**Instructions to follow**
All of the listing below must be repeated word for word. Pictures are the only thing to omit.

**Given records**
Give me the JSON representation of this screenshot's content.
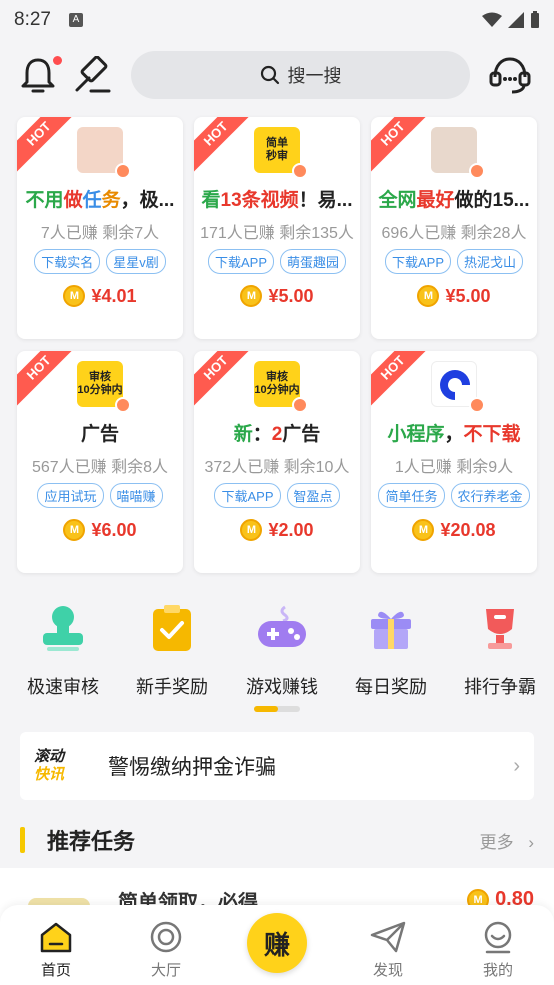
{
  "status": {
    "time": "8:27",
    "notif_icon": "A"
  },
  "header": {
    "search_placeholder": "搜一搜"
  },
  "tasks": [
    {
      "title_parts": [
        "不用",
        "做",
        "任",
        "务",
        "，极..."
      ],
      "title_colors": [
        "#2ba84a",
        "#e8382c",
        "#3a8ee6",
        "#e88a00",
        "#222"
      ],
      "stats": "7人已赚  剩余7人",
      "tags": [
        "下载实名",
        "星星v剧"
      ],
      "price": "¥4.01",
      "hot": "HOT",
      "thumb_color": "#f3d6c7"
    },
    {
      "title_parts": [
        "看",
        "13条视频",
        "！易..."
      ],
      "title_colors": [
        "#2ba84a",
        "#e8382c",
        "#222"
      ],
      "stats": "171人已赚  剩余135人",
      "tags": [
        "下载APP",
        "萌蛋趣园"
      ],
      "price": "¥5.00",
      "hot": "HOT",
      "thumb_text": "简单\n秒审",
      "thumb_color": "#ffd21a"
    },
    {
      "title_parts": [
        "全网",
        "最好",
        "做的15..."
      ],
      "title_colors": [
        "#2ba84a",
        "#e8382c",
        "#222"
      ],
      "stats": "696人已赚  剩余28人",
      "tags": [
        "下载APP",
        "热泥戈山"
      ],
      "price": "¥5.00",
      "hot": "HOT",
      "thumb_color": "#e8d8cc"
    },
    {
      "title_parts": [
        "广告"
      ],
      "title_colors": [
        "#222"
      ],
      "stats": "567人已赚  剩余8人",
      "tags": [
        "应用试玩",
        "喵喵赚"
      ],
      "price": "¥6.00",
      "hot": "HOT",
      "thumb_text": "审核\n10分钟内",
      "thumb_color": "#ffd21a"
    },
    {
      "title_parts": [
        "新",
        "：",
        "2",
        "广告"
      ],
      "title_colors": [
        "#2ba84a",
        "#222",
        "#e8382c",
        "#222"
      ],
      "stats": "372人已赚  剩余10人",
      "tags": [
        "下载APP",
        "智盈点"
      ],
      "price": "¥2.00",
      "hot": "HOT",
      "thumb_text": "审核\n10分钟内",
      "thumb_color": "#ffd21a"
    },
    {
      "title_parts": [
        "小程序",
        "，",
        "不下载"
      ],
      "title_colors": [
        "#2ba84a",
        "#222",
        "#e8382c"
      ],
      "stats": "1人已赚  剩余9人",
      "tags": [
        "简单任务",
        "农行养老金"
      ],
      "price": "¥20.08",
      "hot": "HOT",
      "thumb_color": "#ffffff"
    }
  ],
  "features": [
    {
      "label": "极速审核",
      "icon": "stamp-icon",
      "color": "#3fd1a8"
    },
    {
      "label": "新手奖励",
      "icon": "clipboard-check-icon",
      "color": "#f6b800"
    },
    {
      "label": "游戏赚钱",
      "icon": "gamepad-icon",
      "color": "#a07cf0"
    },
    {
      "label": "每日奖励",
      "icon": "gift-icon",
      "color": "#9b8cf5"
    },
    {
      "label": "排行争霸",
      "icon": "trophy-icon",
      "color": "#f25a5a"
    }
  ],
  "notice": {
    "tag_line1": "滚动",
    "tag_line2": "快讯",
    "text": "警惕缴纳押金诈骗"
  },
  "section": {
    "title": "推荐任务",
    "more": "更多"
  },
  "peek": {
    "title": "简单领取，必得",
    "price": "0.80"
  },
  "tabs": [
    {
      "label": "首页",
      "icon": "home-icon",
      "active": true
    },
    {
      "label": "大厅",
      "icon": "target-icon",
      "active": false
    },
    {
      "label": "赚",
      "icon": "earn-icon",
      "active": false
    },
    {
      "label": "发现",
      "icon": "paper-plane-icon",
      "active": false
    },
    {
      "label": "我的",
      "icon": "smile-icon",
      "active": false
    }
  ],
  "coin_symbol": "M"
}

**Written answer**
Give me the JSON representation of this screenshot's content.
{
  "status": {
    "time": "8:27",
    "notif_icon": "A"
  },
  "header": {
    "search_placeholder": "搜一搜"
  },
  "tasks": [
    {
      "title_parts": [
        "不用",
        "做",
        "任",
        "务",
        "，极..."
      ],
      "title_colors": [
        "#2ba84a",
        "#e8382c",
        "#3a8ee6",
        "#e88a00",
        "#222"
      ],
      "stats": "7人已赚  剩余7人",
      "tags": [
        "下载实名",
        "星星v剧"
      ],
      "price": "¥4.01",
      "hot": "HOT",
      "thumb_color": "#f3d6c7"
    },
    {
      "title_parts": [
        "看",
        "13条视频",
        "！易..."
      ],
      "title_colors": [
        "#2ba84a",
        "#e8382c",
        "#222"
      ],
      "stats": "171人已赚  剩余135人",
      "tags": [
        "下载APP",
        "萌蛋趣园"
      ],
      "price": "¥5.00",
      "hot": "HOT",
      "thumb_text": "简单\n秒审",
      "thumb_color": "#ffd21a"
    },
    {
      "title_parts": [
        "全网",
        "最好",
        "做的15..."
      ],
      "title_colors": [
        "#2ba84a",
        "#e8382c",
        "#222"
      ],
      "stats": "696人已赚  剩余28人",
      "tags": [
        "下载APP",
        "热泥戈山"
      ],
      "price": "¥5.00",
      "hot": "HOT",
      "thumb_color": "#e8d8cc"
    },
    {
      "title_parts": [
        "广告"
      ],
      "title_colors": [
        "#222"
      ],
      "stats": "567人已赚  剩余8人",
      "tags": [
        "应用试玩",
        "喵喵赚"
      ],
      "price": "¥6.00",
      "hot": "HOT",
      "thumb_text": "审核\n10分钟内",
      "thumb_color": "#ffd21a"
    },
    {
      "title_parts": [
        "新",
        "：",
        "2",
        "广告"
      ],
      "title_colors": [
        "#2ba84a",
        "#222",
        "#e8382c",
        "#222"
      ],
      "stats": "372人已赚  剩余10人",
      "tags": [
        "下载APP",
        "智盈点"
      ],
      "price": "¥2.00",
      "hot": "HOT",
      "thumb_text": "审核\n10分钟内",
      "thumb_color": "#ffd21a"
    },
    {
      "title_parts": [
        "小程序",
        "，",
        "不下载"
      ],
      "title_colors": [
        "#2ba84a",
        "#222",
        "#e8382c"
      ],
      "stats": "1人已赚  剩余9人",
      "tags": [
        "简单任务",
        "农行养老金"
      ],
      "price": "¥20.08",
      "hot": "HOT",
      "thumb_color": "#ffffff"
    }
  ],
  "features": [
    {
      "label": "极速审核",
      "icon": "stamp-icon",
      "color": "#3fd1a8"
    },
    {
      "label": "新手奖励",
      "icon": "clipboard-check-icon",
      "color": "#f6b800"
    },
    {
      "label": "游戏赚钱",
      "icon": "gamepad-icon",
      "color": "#a07cf0"
    },
    {
      "label": "每日奖励",
      "icon": "gift-icon",
      "color": "#9b8cf5"
    },
    {
      "label": "排行争霸",
      "icon": "trophy-icon",
      "color": "#f25a5a"
    }
  ],
  "notice": {
    "tag_line1": "滚动",
    "tag_line2": "快讯",
    "text": "警惕缴纳押金诈骗"
  },
  "section": {
    "title": "推荐任务",
    "more": "更多"
  },
  "peek": {
    "title": "简单领取，必得",
    "price": "0.80"
  },
  "tabs": [
    {
      "label": "首页",
      "icon": "home-icon",
      "active": true
    },
    {
      "label": "大厅",
      "icon": "target-icon",
      "active": false
    },
    {
      "label": "赚",
      "icon": "earn-icon",
      "active": false
    },
    {
      "label": "发现",
      "icon": "paper-plane-icon",
      "active": false
    },
    {
      "label": "我的",
      "icon": "smile-icon",
      "active": false
    }
  ],
  "coin_symbol": "M"
}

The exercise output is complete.